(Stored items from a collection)
** Begin **

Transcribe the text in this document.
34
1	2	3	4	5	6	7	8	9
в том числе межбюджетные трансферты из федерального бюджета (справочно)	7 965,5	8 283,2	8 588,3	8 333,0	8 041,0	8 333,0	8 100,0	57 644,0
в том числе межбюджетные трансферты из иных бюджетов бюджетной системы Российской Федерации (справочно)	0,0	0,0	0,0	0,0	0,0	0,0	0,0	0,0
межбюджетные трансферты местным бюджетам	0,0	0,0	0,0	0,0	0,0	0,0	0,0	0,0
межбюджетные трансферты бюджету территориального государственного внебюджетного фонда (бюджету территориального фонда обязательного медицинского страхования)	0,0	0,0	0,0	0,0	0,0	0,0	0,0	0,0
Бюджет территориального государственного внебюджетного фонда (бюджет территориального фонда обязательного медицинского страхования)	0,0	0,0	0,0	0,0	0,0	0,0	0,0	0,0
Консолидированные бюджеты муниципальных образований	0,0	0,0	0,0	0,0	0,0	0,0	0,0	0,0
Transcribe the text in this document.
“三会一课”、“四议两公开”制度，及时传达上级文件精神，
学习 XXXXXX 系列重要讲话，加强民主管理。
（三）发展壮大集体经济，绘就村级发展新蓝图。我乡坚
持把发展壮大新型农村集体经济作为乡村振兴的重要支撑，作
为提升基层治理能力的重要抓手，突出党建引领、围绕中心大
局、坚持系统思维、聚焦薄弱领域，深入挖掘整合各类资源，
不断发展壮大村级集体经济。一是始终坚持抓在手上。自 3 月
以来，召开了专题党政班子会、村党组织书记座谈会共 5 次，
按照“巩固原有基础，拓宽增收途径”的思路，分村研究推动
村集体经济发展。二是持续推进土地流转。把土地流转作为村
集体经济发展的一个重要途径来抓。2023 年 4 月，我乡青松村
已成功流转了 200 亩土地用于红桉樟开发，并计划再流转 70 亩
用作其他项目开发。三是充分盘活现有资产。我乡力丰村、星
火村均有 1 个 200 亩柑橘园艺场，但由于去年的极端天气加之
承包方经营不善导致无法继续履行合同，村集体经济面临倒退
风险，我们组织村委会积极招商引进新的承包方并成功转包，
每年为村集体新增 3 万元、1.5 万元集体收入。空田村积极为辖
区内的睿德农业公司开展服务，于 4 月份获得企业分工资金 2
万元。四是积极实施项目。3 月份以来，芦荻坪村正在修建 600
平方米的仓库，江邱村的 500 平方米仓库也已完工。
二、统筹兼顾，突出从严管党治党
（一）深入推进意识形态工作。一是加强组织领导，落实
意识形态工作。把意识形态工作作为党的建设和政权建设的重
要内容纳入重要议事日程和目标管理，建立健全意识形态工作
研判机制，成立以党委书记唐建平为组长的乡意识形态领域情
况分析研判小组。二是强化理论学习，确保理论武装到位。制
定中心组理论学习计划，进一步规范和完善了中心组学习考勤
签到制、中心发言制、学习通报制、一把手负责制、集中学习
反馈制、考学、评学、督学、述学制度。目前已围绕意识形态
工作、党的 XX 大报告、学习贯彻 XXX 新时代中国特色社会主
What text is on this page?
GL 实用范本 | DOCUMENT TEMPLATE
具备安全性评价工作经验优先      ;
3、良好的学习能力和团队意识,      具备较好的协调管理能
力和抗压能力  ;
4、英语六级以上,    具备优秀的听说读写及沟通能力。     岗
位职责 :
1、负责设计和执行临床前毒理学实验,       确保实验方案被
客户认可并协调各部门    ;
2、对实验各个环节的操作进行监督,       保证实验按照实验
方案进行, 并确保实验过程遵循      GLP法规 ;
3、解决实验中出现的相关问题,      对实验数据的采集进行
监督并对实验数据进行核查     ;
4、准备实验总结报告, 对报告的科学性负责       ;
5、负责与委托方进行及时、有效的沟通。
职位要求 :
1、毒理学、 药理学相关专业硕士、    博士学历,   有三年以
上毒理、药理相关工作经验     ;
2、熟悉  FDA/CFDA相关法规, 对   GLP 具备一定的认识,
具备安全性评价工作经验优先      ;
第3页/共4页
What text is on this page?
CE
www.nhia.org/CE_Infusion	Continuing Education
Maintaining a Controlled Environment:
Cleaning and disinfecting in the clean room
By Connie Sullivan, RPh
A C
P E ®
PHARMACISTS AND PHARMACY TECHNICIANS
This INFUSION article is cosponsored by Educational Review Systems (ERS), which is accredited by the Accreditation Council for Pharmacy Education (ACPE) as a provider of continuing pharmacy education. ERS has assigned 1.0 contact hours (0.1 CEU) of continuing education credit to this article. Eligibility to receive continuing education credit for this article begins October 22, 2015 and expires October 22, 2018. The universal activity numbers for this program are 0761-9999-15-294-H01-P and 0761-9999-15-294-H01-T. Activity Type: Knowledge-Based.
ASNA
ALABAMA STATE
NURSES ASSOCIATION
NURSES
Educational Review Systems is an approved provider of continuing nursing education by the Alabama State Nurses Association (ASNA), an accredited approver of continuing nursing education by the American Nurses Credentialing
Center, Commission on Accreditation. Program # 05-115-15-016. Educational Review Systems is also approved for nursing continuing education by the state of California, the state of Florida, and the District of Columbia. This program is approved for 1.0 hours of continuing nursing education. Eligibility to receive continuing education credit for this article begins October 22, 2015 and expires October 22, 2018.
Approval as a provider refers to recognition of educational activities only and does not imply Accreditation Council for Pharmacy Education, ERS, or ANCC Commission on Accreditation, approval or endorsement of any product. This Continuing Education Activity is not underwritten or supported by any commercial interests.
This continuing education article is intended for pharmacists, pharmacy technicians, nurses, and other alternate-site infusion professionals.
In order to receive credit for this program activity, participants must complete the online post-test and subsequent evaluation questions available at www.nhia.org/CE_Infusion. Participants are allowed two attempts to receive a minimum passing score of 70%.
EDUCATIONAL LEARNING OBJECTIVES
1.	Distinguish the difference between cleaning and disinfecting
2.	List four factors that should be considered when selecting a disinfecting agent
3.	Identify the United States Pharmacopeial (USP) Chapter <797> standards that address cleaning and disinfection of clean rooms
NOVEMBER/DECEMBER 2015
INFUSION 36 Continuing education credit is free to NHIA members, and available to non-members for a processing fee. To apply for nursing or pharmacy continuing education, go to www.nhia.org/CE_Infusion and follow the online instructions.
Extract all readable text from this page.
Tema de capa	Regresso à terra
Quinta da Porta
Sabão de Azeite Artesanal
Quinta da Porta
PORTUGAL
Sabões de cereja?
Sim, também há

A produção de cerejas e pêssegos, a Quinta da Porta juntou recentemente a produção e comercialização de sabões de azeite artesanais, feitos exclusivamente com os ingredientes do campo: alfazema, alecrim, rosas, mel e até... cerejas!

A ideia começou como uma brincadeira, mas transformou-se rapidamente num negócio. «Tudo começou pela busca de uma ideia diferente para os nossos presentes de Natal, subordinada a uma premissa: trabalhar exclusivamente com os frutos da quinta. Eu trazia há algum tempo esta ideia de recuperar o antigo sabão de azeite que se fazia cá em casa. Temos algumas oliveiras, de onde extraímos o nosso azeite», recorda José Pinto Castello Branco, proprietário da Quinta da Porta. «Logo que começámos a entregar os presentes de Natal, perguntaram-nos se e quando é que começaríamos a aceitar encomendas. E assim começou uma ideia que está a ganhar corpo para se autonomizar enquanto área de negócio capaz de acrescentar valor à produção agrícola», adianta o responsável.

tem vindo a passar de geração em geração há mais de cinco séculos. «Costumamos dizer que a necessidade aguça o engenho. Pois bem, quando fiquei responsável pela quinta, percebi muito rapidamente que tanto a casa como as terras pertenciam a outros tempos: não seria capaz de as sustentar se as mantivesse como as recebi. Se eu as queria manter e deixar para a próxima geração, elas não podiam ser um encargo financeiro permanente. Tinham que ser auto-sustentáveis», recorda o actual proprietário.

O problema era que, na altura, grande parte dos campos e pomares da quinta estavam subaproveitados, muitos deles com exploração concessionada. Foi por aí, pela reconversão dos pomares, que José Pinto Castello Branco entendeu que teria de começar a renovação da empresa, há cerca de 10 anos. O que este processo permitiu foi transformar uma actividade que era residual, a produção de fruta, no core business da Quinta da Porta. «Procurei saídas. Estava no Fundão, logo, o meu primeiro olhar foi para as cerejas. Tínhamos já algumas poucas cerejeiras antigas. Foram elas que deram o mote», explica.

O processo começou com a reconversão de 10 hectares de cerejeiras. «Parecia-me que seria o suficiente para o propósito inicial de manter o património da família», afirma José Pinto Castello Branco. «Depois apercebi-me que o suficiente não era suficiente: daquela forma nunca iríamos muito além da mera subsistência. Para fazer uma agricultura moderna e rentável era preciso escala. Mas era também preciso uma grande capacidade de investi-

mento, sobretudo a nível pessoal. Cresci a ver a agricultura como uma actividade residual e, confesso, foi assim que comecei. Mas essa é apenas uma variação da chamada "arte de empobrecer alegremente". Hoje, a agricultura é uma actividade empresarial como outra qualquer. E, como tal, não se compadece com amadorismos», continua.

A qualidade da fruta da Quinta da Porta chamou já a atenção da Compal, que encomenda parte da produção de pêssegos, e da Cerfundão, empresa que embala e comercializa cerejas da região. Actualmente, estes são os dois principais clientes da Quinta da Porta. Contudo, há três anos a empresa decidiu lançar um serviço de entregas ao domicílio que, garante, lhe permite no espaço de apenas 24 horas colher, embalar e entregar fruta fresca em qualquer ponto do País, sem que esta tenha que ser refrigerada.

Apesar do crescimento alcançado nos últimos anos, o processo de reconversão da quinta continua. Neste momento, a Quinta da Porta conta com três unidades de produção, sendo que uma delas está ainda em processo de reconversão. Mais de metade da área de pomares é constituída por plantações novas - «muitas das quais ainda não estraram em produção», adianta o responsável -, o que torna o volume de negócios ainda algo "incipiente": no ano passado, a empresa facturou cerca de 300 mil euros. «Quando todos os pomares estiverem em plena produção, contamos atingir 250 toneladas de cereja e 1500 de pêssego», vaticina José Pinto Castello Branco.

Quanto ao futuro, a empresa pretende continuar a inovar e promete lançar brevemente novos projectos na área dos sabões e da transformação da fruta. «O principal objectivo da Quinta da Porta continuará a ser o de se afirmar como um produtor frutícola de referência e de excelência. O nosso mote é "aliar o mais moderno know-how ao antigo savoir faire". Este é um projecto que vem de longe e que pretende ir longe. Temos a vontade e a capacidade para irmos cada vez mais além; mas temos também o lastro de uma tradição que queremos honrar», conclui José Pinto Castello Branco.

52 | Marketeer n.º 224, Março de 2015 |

** End **

Show all lines in the entries above where the string "disinfecting" appears.

• [EXERCISE ANSWER]
Cleaning and disinfecting in the clean room
1.	Distinguish the difference between cleaning and disinfecting
2.	List four factors that should be considered when selecting a disinfecting agent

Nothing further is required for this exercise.